[Stored records]

- - -

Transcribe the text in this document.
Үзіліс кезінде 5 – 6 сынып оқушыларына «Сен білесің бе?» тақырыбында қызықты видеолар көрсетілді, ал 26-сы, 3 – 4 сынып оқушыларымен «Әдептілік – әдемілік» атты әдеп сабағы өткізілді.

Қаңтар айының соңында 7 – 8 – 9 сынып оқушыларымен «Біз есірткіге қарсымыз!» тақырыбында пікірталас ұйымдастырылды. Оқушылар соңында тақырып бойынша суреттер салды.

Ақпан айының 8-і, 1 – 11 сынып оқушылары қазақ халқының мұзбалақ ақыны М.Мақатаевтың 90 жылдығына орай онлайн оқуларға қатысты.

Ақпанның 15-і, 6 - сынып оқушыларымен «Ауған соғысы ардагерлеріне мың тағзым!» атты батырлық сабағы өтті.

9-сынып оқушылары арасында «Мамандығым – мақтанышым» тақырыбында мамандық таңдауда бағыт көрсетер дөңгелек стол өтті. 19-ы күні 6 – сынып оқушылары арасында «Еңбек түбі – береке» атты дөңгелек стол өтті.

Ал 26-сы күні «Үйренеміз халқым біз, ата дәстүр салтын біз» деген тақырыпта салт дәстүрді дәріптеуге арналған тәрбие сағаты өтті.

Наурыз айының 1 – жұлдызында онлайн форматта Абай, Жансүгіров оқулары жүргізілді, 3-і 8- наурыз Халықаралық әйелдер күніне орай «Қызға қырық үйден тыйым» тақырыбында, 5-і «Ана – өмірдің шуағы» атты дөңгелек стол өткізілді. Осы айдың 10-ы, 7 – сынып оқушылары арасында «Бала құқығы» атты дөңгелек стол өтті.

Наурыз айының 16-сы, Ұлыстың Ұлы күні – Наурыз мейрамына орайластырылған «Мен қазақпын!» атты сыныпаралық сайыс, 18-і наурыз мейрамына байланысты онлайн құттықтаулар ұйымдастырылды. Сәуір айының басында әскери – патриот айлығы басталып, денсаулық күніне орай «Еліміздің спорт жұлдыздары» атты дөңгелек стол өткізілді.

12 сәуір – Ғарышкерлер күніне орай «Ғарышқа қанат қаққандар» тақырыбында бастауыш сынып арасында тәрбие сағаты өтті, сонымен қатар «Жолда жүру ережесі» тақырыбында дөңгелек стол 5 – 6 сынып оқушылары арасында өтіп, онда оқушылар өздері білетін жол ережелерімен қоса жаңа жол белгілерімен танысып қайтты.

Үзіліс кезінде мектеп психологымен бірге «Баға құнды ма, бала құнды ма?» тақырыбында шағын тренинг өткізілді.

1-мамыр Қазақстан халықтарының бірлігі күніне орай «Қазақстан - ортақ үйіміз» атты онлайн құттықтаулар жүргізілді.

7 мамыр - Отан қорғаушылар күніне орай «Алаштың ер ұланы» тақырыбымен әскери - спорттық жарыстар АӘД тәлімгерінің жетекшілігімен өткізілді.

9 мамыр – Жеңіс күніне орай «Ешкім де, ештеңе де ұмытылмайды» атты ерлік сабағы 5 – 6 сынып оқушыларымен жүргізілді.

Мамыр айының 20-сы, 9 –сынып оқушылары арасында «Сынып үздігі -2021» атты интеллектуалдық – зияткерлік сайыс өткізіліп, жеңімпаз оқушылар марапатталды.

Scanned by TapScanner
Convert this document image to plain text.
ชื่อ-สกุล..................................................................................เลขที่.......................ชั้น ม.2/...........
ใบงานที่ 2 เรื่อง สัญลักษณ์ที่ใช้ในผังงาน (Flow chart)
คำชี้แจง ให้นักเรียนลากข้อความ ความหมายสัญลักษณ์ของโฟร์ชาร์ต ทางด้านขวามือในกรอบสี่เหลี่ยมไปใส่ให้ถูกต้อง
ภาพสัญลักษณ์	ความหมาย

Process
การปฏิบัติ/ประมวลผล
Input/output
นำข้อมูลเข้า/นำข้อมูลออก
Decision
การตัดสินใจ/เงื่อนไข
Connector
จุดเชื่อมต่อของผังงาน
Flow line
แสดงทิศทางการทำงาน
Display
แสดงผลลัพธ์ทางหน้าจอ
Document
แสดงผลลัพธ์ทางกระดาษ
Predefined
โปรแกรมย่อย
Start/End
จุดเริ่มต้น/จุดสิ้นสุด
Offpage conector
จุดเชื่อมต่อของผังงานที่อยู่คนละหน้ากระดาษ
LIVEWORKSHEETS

- - -

__Direction__.
Exactly as written above, please repeat the entries.

__The response__.
Transcribe the text in this document.
Үзіліс кезінде 5 – 6 сынып оқушыларына «Сен білесің бе?» тақырыбында қызықты видеолар көрсетілді, ал 26-сы, 3 – 4 сынып оқушыларымен «Әдептілік – әдемілік» атты әдеп сабағы өткізілді.

Қаңтар айының соңында 7 – 8 – 9 сынып оқушыларымен «Біз есірткіге қарсымыз!» тақырыбында пікірталас ұйымдастырылды. Оқушылар соңында тақырып бойынша суреттер салды.

Ақпан айының 8-і, 1 – 11 сынып оқушылары қазақ халқының мұзбалақ ақыны М.Мақатаевтың 90 жылдығына орай онлайн оқуларға қатысты.

Ақпанның 15-і, 6 - сынып оқушыларымен «Ауған соғысы ардагерлеріне мың тағзым!» атты батырлық сабағы өтті.

9-сынып оқушылары арасында «Мамандығым – мақтанышым» тақырыбында мамандық таңдауда бағыт көрсетер дөңгелек стол өтті. 19-ы күні 6 – сынып оқушылары арасында «Еңбек түбі – береке» атты дөңгелек стол өтті.

Ал 26-сы күні «Үйренеміз халқым біз, ата дәстүр салтын біз» деген тақырыпта салт дәстүрді дәріптеуге арналған тәрбие сағаты өтті.

Наурыз айының 1 – жұлдызында онлайн форматта Абай, Жансүгіров оқулары жүргізілді, 3-і 8- наурыз Халықаралық әйелдер күніне орай «Қызға қырық үйден тыйым» тақырыбында, 5-і «Ана – өмірдің шуағы» атты дөңгелек стол өткізілді. Осы айдың 10-ы, 7 – сынып оқушылары арасында «Бала құқығы» атты дөңгелек стол өтті.

Наурыз айының 16-сы, Ұлыстың Ұлы күні – Наурыз мейрамына орайластырылған «Мен қазақпын!» атты сыныпаралық сайыс, 18-і наурыз мейрамына байланысты онлайн құттықтаулар ұйымдастырылды. Сәуір айының басында әскери – патриот айлығы басталып, денсаулық күніне орай «Еліміздің спорт жұлдыздары» атты дөңгелек стол өткізілді.

12 сәуір – Ғарышкерлер күніне орай «Ғарышқа қанат қаққандар» тақырыбында бастауыш сынып арасында тәрбие сағаты өтті, сонымен қатар «Жолда жүру ережесі» тақырыбында дөңгелек стол 5 – 6 сынып оқушылары арасында өтіп, онда оқушылар өздері білетін жол ережелерімен қоса жаңа жол белгілерімен танысып қайтты.

Үзіліс кезінде мектеп психологымен бірге «Баға құнды ма, бала құнды ма?» тақырыбында шағын тренинг өткізілді.

1-мамыр Қазақстан халықтарының бірлігі күніне орай «Қазақстан - ортақ үйіміз» атты онлайн құттықтаулар жүргізілді.

7 мамыр - Отан қорғаушылар күніне орай «Алаштың ер ұланы» тақырыбымен әскери - спорттық жарыстар АӘД тәлімгерінің жетекшілігімен өткізілді.

9 мамыр – Жеңіс күніне орай «Ешкім де, ештеңе де ұмытылмайды» атты ерлік сабағы 5 – 6 сынып оқушыларымен жүргізілді.

Мамыр айының 20-сы, 9 –сынып оқушылары арасында «Сынып үздігі -2021» атты интеллектуалдық – зияткерлік сайыс өткізіліп, жеңімпаз оқушылар марапатталды.

Scanned by TapScanner
Convert this document image to plain text.
ชื่อ-สกุล..................................................................................เลขที่.......................ชั้น ม.2/...........
ใบงานที่ 2 เรื่อง สัญลักษณ์ที่ใช้ในผังงาน (Flow chart)
คำชี้แจง ให้นักเรียนลากข้อความ ความหมายสัญลักษณ์ของโฟร์ชาร์ต ทางด้านขวามือในกรอบสี่เหลี่ยมไปใส่ให้ถูกต้อง
ภาพสัญลักษณ์	ความหมาย

Process
การปฏิบัติ/ประมวลผล
Input/output
นำข้อมูลเข้า/นำข้อมูลออก
Decision
การตัดสินใจ/เงื่อนไข
Connector
จุดเชื่อมต่อของผังงาน
Flow line
แสดงทิศทางการทำงาน
Display
แสดงผลลัพธ์ทางหน้าจอ
Document
แสดงผลลัพธ์ทางกระดาษ
Predefined
โปรแกรมย่อย
Start/End
จุดเริ่มต้น/จุดสิ้นสุด
Offpage conector
จุดเชื่อมต่อของผังงานที่อยู่คนละหน้ากระดาษ
LIVEWORKSHEETS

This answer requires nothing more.